_Given instruction_
Format every line of the items below as a Markdown table with two columns, Row and Line, numbering the rows and omitting blank lines.

_Records for the task_

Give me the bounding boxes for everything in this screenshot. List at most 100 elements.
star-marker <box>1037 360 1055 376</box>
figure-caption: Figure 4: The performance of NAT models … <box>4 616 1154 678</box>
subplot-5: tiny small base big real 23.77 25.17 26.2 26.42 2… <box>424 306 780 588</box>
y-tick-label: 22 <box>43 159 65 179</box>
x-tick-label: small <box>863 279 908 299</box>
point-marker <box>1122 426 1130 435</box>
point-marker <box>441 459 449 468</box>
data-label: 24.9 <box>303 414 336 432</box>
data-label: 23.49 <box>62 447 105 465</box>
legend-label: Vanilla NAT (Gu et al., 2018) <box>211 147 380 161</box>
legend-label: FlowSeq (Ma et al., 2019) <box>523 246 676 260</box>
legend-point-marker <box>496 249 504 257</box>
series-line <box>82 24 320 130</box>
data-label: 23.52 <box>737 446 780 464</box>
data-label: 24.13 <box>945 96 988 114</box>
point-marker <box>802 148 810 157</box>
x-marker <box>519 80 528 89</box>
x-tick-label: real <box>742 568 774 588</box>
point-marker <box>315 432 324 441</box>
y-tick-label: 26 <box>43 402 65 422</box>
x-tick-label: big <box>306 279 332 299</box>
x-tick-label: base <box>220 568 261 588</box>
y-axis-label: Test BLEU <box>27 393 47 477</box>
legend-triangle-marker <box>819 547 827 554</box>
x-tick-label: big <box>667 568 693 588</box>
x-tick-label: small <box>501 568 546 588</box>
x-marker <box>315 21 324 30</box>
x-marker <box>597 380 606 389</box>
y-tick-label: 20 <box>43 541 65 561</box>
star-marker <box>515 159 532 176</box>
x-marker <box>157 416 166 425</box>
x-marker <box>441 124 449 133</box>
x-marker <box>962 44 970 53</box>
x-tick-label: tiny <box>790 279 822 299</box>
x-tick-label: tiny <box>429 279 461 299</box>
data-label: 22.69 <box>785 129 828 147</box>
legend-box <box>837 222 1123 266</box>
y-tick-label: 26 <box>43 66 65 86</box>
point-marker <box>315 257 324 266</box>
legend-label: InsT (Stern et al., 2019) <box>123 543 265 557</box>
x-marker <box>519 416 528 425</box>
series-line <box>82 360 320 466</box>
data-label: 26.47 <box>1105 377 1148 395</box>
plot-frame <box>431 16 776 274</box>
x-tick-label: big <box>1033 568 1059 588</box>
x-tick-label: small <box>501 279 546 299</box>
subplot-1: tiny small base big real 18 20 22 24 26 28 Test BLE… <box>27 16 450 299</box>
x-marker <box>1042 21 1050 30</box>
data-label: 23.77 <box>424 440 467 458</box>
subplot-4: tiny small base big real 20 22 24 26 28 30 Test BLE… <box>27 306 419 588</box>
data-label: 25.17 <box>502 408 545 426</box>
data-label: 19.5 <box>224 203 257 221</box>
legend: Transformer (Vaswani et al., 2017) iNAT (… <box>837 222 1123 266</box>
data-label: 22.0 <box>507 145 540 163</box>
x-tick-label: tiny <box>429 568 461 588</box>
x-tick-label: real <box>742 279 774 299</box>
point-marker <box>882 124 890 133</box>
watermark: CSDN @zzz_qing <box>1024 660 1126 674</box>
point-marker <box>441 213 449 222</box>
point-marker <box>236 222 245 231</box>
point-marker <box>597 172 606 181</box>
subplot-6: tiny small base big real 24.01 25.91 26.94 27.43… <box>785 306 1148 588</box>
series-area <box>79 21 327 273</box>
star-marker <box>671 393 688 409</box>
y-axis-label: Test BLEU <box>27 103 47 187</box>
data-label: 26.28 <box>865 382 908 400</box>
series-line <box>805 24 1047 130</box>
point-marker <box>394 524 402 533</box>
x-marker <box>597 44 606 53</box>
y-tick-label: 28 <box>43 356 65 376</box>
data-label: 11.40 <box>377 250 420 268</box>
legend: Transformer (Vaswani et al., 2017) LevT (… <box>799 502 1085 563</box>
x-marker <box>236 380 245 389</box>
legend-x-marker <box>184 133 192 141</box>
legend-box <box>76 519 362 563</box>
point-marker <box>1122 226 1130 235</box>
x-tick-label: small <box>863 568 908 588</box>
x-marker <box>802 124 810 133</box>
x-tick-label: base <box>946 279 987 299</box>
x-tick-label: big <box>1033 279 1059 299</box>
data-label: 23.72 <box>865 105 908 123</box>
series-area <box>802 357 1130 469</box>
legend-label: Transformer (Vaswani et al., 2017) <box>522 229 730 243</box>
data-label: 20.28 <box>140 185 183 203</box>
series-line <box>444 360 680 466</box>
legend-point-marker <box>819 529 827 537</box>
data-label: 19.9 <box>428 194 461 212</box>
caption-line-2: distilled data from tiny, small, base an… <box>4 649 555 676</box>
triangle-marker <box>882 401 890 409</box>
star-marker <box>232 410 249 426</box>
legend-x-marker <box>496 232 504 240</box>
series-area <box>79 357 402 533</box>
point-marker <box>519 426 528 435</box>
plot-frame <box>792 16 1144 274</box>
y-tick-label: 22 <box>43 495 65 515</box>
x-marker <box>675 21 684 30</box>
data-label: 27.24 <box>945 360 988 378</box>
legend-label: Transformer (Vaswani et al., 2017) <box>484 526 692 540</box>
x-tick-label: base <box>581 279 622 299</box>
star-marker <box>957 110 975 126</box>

_Response to the exercise_
| Row | Line |
|---|---|
| 1 | Give me the bounding boxes for everything in this screenshot. List at most 100 elements. |
| 2 | star-marker <box>1037 360 1055 376</box> |
| 3 | figure-caption: Figure 4: The performance of NAT models … <box>4 616 1154 678</box> |
| 4 | subplot-5: tiny small base big real 23.77 25.17 26.2 26.42 2… <box>424 306 780 588</box> |
| 5 | y-tick-label: 22 <box>43 159 65 179</box> |
| 6 | x-tick-label: small <box>863 279 908 299</box> |
| 7 | point-marker <box>1122 426 1130 435</box> |
| 8 | point-marker <box>441 459 449 468</box> |
| 9 | data-label: 24.9 <box>303 414 336 432</box> |
| 10 | data-label: 23.49 <box>62 447 105 465</box> |
| 11 | legend-label: Vanilla NAT (Gu et al., 2018) <box>211 147 380 161</box> |
| 12 | legend-label: FlowSeq (Ma et al., 2019) <box>523 246 676 260</box> |
| 13 | legend-point-marker <box>496 249 504 257</box> |
| 14 | series-line <box>82 24 320 130</box> |
| 15 | data-label: 23.52 <box>737 446 780 464</box> |
| 16 | data-label: 24.13 <box>945 96 988 114</box> |
| 17 | point-marker <box>802 148 810 157</box> |
| 18 | x-marker <box>519 80 528 89</box> |
| 19 | x-tick-label: real <box>742 568 774 588</box> |
| 20 | point-marker <box>315 432 324 441</box> |
| 21 | y-tick-label: 26 <box>43 402 65 422</box> |
| 22 | x-tick-label: big <box>306 279 332 299</box> |
| 23 | x-tick-label: base <box>220 568 261 588</box> |
| 24 | y-axis-label: Test BLEU <box>27 393 47 477</box> |
| 25 | legend-triangle-marker <box>819 547 827 554</box> |
| 26 | x-tick-label: big <box>667 568 693 588</box> |
| 27 | x-tick-label: small <box>501 568 546 588</box> |
| 28 | x-marker <box>315 21 324 30</box> |
| 29 | x-marker <box>597 380 606 389</box> |
| 30 | y-tick-label: 20 <box>43 541 65 561</box> |
| 31 | star-marker <box>515 159 532 176</box> |
| 32 | x-marker <box>157 416 166 425</box> |
| 33 | x-marker <box>441 124 449 133</box> |
| 34 | x-marker <box>962 44 970 53</box> |
| 35 | x-tick-label: tiny <box>790 279 822 299</box> |
| 36 | x-tick-label: tiny <box>429 279 461 299</box> |
| 37 | data-label: 22.69 <box>785 129 828 147</box> |
| 38 | legend-box <box>837 222 1123 266</box> |
| 39 | y-tick-label: 26 <box>43 66 65 86</box> |
| 40 | point-marker <box>315 257 324 266</box> |
| 41 | legend-label: InsT (Stern et al., 2019) <box>123 543 265 557</box> |
| 42 | x-marker <box>519 416 528 425</box> |
| 43 | series-line <box>82 360 320 466</box> |
| 44 | data-label: 26.47 <box>1105 377 1148 395</box> |
| 45 | plot-frame <box>431 16 776 274</box> |
| 46 | x-tick-label: big <box>1033 568 1059 588</box> |
| 47 | x-tick-label: small <box>501 279 546 299</box> |
| 48 | subplot-1: tiny small base big real 18 20 22 24 26 28 Test BLE… <box>27 16 450 299</box> |
| 49 | x-marker <box>1042 21 1050 30</box> |
| 50 | data-label: 23.77 <box>424 440 467 458</box> |
| 51 | subplot-4: tiny small base big real 20 22 24 26 28 30 Test BLE… <box>27 306 419 588</box> |
| 52 | data-label: 25.17 <box>502 408 545 426</box> |
| 53 | data-label: 19.5 <box>224 203 257 221</box> |
| 54 | legend: Transformer (Vaswani et al., 2017) iNAT (… <box>837 222 1123 266</box> |
| 55 | data-label: 22.0 <box>507 145 540 163</box> |
| 56 | x-tick-label: tiny <box>429 568 461 588</box> |
| 57 | x-tick-label: real <box>742 279 774 299</box> |
| 58 | point-marker <box>882 124 890 133</box> |
| 59 | watermark: CSDN @zzz_qing <box>1024 660 1126 674</box> |
| 60 | point-marker <box>441 213 449 222</box> |
| 61 | point-marker <box>236 222 245 231</box> |
| 62 | point-marker <box>597 172 606 181</box> |
| 63 | subplot-6: tiny small base big real 24.01 25.91 26.94 27.43… <box>785 306 1148 588</box> |
| 64 | series-area <box>79 21 327 273</box> |
| 65 | star-marker <box>671 393 688 409</box> |
| 66 | y-axis-label: Test BLEU <box>27 103 47 187</box> |
| 67 | data-label: 26.28 <box>865 382 908 400</box> |
| 68 | series-line <box>805 24 1047 130</box> |
| 69 | point-marker <box>394 524 402 533</box> |
| 70 | x-marker <box>597 44 606 53</box> |
| 71 | y-tick-label: 28 <box>43 356 65 376</box> |
| 72 | data-label: 11.40 <box>377 250 420 268</box> |
| 73 | legend: Transformer (Vaswani et al., 2017) LevT (… <box>799 502 1085 563</box> |
| 74 | x-marker <box>236 380 245 389</box> |
| 75 | legend-x-marker <box>184 133 192 141</box> |
| 76 | legend-box <box>76 519 362 563</box> |
| 77 | point-marker <box>1122 226 1130 235</box> |
| 78 | x-tick-label: small <box>863 568 908 588</box> |
| 79 | x-marker <box>802 124 810 133</box> |
| 80 | x-tick-label: base <box>946 279 987 299</box> |
| 81 | x-tick-label: big <box>1033 279 1059 299</box> |
| 82 | data-label: 23.72 <box>865 105 908 123</box> |
| 83 | series-area <box>802 357 1130 469</box> |
| 84 | legend-label: Transformer (Vaswani et al., 2017) <box>522 229 730 243</box> |
| 85 | data-label: 20.28 <box>140 185 183 203</box> |
| 86 | series-line <box>444 360 680 466</box> |
| 87 | legend-point-marker <box>819 529 827 537</box> |
| 88 | data-label: 19.9 <box>428 194 461 212</box> |
| 89 | caption-line-2: distilled data from tiny, small, base an… <box>4 649 555 676</box> |
| 90 | triangle-marker <box>882 401 890 409</box> |
| 91 | star-marker <box>232 410 249 426</box> |
| 92 | legend-x-marker <box>496 232 504 240</box> |
| 93 | series-area <box>79 357 402 533</box> |
| 94 | point-marker <box>519 426 528 435</box> |
| 95 | plot-frame <box>792 16 1144 274</box> |
| 96 | y-tick-label: 22 <box>43 495 65 515</box> |
| 97 | x-marker <box>675 21 684 30</box> |
| 98 | data-label: 27.24 <box>945 360 988 378</box> |
| 99 | legend-label: Transformer (Vaswani et al., 2017) <box>484 526 692 540</box> |
| 100 | x-tick-label: base <box>581 279 622 299</box> |
| 101 | star-marker <box>957 110 975 126</box> |